## Goal
The records below hold pictures; please leave those out and retype the rest exactly.

Saved data entries
-----

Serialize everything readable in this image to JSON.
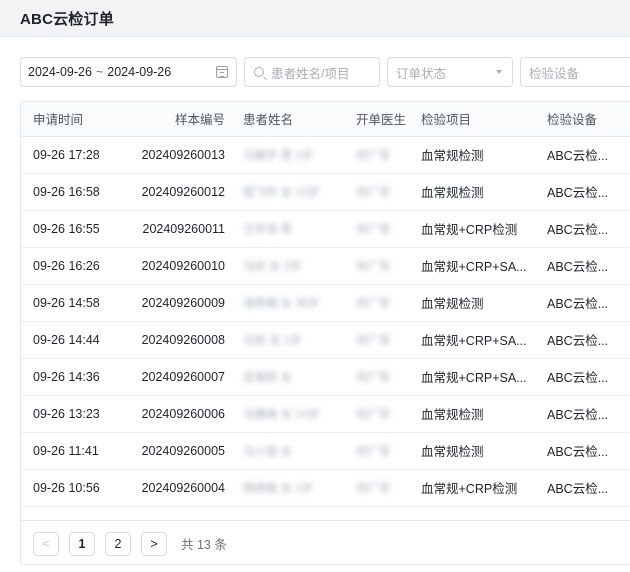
{
  "app_title": "ABC云检订单",
  "filters": {
    "date_start": "2024-09-26",
    "date_sep": "~",
    "date_end": "2024-09-26",
    "search_placeholder": "患者姓名/项目",
    "status_placeholder": "订单状态",
    "device_placeholder": "检验设备"
  },
  "table": {
    "headers": [
      "申请时间",
      "样本编号",
      "患者姓名",
      "开单医生",
      "检验项目",
      "检验设备"
    ],
    "rows": [
      {
        "time": "09-26 17:28",
        "sample": "202409260013",
        "patient": "马娟宇 男 1岁",
        "doctor": "何广军",
        "item": "血常规检测",
        "device": "ABC云检..."
      },
      {
        "time": "09-26 16:58",
        "sample": "202409260012",
        "patient": "程飞玲 女 23岁",
        "doctor": "何广军",
        "item": "血常规检测",
        "device": "ABC云检..."
      },
      {
        "time": "09-26 16:55",
        "sample": "202409260011",
        "patient": "汪宇浩 男",
        "doctor": "何广军",
        "item": "血常规+CRP检测",
        "device": "ABC云检..."
      },
      {
        "time": "09-26 16:26",
        "sample": "202409260010",
        "patient": "马欣 女 2岁",
        "doctor": "何广军",
        "item": "血常规+CRP+SA...",
        "device": "ABC云检..."
      },
      {
        "time": "09-26 14:58",
        "sample": "202409260009",
        "patient": "海秀梅 女 38岁",
        "doctor": "何广军",
        "item": "血常规检测",
        "device": "ABC云检..."
      },
      {
        "time": "09-26 14:44",
        "sample": "202409260008",
        "patient": "马妍 女 1岁",
        "doctor": "何广军",
        "item": "血常规+CRP+SA...",
        "device": "ABC云检..."
      },
      {
        "time": "09-26 14:36",
        "sample": "202409260007",
        "patient": "吴锦妍 女",
        "doctor": "何广军",
        "item": "血常规+CRP+SA...",
        "device": "ABC云检..."
      },
      {
        "time": "09-26 13:23",
        "sample": "202409260006",
        "patient": "马雅梅 女 14岁",
        "doctor": "何广军",
        "item": "血常规检测",
        "device": "ABC云检..."
      },
      {
        "time": "09-26 11:41",
        "sample": "202409260005",
        "patient": "马少挂 女",
        "doctor": "何广军",
        "item": "血常规检测",
        "device": "ABC云检..."
      },
      {
        "time": "09-26 10:56",
        "sample": "202409260004",
        "patient": "杨婷姝 女 1岁",
        "doctor": "何广军",
        "item": "血常规+CRP检测",
        "device": "ABC云检..."
      }
    ]
  },
  "pagination": {
    "prev": "<",
    "pages": [
      "1",
      "2"
    ],
    "next": ">",
    "total": "共 13 条"
  }
}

-----

## Final answer
Serialize everything readable in this image to JSON.
{
  "app_title": "ABC云检订单",
  "filters": {
    "date_start": "2024-09-26",
    "date_sep": "~",
    "date_end": "2024-09-26",
    "search_placeholder": "患者姓名/项目",
    "status_placeholder": "订单状态",
    "device_placeholder": "检验设备"
  },
  "table": {
    "headers": [
      "申请时间",
      "样本编号",
      "患者姓名",
      "开单医生",
      "检验项目",
      "检验设备"
    ],
    "rows": [
      {
        "time": "09-26 17:28",
        "sample": "202409260013",
        "patient": "马娟宇 男 1岁",
        "doctor": "何广军",
        "item": "血常规检测",
        "device": "ABC云检..."
      },
      {
        "time": "09-26 16:58",
        "sample": "202409260012",
        "patient": "程飞玲 女 23岁",
        "doctor": "何广军",
        "item": "血常规检测",
        "device": "ABC云检..."
      },
      {
        "time": "09-26 16:55",
        "sample": "202409260011",
        "patient": "汪宇浩 男",
        "doctor": "何广军",
        "item": "血常规+CRP检测",
        "device": "ABC云检..."
      },
      {
        "time": "09-26 16:26",
        "sample": "202409260010",
        "patient": "马欣 女 2岁",
        "doctor": "何广军",
        "item": "血常规+CRP+SA...",
        "device": "ABC云检..."
      },
      {
        "time": "09-26 14:58",
        "sample": "202409260009",
        "patient": "海秀梅 女 38岁",
        "doctor": "何广军",
        "item": "血常规检测",
        "device": "ABC云检..."
      },
      {
        "time": "09-26 14:44",
        "sample": "202409260008",
        "patient": "马妍 女 1岁",
        "doctor": "何广军",
        "item": "血常规+CRP+SA...",
        "device": "ABC云检..."
      },
      {
        "time": "09-26 14:36",
        "sample": "202409260007",
        "patient": "吴锦妍 女",
        "doctor": "何广军",
        "item": "血常规+CRP+SA...",
        "device": "ABC云检..."
      },
      {
        "time": "09-26 13:23",
        "sample": "202409260006",
        "patient": "马雅梅 女 14岁",
        "doctor": "何广军",
        "item": "血常规检测",
        "device": "ABC云检..."
      },
      {
        "time": "09-26 11:41",
        "sample": "202409260005",
        "patient": "马少挂 女",
        "doctor": "何广军",
        "item": "血常规检测",
        "device": "ABC云检..."
      },
      {
        "time": "09-26 10:56",
        "sample": "202409260004",
        "patient": "杨婷姝 女 1岁",
        "doctor": "何广军",
        "item": "血常规+CRP检测",
        "device": "ABC云检..."
      }
    ]
  },
  "pagination": {
    "prev": "<",
    "pages": [
      "1",
      "2"
    ],
    "next": ">",
    "total": "共 13 条"
  }
}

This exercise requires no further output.